Data listing

== == ==

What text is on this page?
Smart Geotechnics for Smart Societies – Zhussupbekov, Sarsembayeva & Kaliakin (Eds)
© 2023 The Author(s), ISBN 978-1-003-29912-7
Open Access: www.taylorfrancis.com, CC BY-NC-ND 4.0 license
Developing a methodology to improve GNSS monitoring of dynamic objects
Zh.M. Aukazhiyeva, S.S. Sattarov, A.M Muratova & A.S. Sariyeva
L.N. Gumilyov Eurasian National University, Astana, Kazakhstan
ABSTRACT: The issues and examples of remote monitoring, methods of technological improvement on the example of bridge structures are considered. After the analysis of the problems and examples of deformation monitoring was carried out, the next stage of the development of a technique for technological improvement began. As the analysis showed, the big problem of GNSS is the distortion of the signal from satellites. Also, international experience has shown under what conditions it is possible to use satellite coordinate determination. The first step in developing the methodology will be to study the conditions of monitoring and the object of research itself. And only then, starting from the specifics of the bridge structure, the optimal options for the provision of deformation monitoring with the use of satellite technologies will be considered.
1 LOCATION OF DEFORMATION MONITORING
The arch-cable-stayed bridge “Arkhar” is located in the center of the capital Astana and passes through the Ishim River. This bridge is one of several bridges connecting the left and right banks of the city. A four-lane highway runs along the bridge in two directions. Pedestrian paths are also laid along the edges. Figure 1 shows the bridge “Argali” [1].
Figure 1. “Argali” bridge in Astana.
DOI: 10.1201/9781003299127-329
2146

== == ==

• **OBJECTIVE**
From the records above, extract every entry exactly as given.

• **FINISHED ANSWER**
What text is on this page?
Smart Geotechnics for Smart Societies – Zhussupbekov, Sarsembayeva & Kaliakin (Eds)
© 2023 The Author(s), ISBN 978-1-003-29912-7
Open Access: www.taylorfrancis.com, CC BY-NC-ND 4.0 license
Developing a methodology to improve GNSS monitoring of dynamic objects
Zh.M. Aukazhiyeva, S.S. Sattarov, A.M Muratova & A.S. Sariyeva
L.N. Gumilyov Eurasian National University, Astana, Kazakhstan
ABSTRACT: The issues and examples of remote monitoring, methods of technological improvement on the example of bridge structures are considered. After the analysis of the problems and examples of deformation monitoring was carried out, the next stage of the development of a technique for technological improvement began. As the analysis showed, the big problem of GNSS is the distortion of the signal from satellites. Also, international experience has shown under what conditions it is possible to use satellite coordinate determination. The first step in developing the methodology will be to study the conditions of monitoring and the object of research itself. And only then, starting from the specifics of the bridge structure, the optimal options for the provision of deformation monitoring with the use of satellite technologies will be considered.
1 LOCATION OF DEFORMATION MONITORING
The arch-cable-stayed bridge “Arkhar” is located in the center of the capital Astana and passes through the Ishim River. This bridge is one of several bridges connecting the left and right banks of the city. A four-lane highway runs along the bridge in two directions. Pedestrian paths are also laid along the edges. Figure 1 shows the bridge “Argali” [1].
Figure 1. “Argali” bridge in Astana.
DOI: 10.1201/9781003299127-329
2146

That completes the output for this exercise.